**Direction:**
Look for "Extract all readable text from this page." in the records below, then copy that line and every line after it, exactly and with nothing added.

╭─ Material for the task

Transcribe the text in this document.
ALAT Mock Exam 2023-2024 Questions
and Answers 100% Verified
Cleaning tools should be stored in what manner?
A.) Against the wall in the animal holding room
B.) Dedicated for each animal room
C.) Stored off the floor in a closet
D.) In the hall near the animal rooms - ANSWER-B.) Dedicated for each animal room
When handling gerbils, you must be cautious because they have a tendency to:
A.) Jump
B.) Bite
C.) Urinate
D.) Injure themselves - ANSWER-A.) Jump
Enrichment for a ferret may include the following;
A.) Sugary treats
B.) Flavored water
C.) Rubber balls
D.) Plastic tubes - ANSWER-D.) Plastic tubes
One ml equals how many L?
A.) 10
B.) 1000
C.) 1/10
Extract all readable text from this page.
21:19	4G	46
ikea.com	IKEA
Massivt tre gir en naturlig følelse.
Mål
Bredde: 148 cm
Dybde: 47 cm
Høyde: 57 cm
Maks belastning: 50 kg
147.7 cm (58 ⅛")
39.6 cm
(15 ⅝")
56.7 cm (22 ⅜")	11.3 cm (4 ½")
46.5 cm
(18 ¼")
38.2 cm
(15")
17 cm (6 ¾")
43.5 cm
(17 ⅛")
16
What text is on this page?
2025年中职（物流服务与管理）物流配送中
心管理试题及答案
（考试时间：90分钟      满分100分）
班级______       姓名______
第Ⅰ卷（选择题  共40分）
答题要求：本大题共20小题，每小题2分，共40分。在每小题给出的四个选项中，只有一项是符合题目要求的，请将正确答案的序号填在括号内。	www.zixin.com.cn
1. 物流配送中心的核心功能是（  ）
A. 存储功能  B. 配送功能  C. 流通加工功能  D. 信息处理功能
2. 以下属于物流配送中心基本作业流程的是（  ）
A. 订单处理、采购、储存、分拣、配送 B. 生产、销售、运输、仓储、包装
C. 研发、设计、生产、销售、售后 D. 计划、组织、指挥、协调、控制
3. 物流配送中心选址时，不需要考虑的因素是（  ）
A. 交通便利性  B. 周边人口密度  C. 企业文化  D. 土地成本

╰─

**Response for this exercise:**
Extract all readable text from this page.
21:19	4G	46
ikea.com	IKEA
Massivt tre gir en naturlig følelse.
Mål
Bredde: 148 cm
Dybde: 47 cm
Høyde: 57 cm
Maks belastning: 50 kg
147.7 cm (58 ⅛")
39.6 cm
(15 ⅝")
56.7 cm (22 ⅜")	11.3 cm (4 ½")
46.5 cm
(18 ¼")
38.2 cm
(15")
17 cm (6 ¾")
43.5 cm
(17 ⅛")
16
What text is on this page?
2025年中职（物流服务与管理）物流配送中
心管理试题及答案
（考试时间：90分钟      满分100分）
班级______       姓名______
第Ⅰ卷（选择题  共40分）
答题要求：本大题共20小题，每小题2分，共40分。在每小题给出的四个选项中，只有一项是符合题目要求的，请将正确答案的序号填在括号内。	www.zixin.com.cn
1. 物流配送中心的核心功能是（  ）
A. 存储功能  B. 配送功能  C. 流通加工功能  D. 信息处理功能
2. 以下属于物流配送中心基本作业流程的是（  ）
A. 订单处理、采购、储存、分拣、配送 B. 生产、销售、运输、仓储、包装
C. 研发、设计、生产、销售、售后 D. 计划、组织、指挥、协调、控制
3. 物流配送中心选址时，不需要考虑的因素是（  ）
A. 交通便利性  B. 周边人口密度  C. 企业文化  D. 土地成本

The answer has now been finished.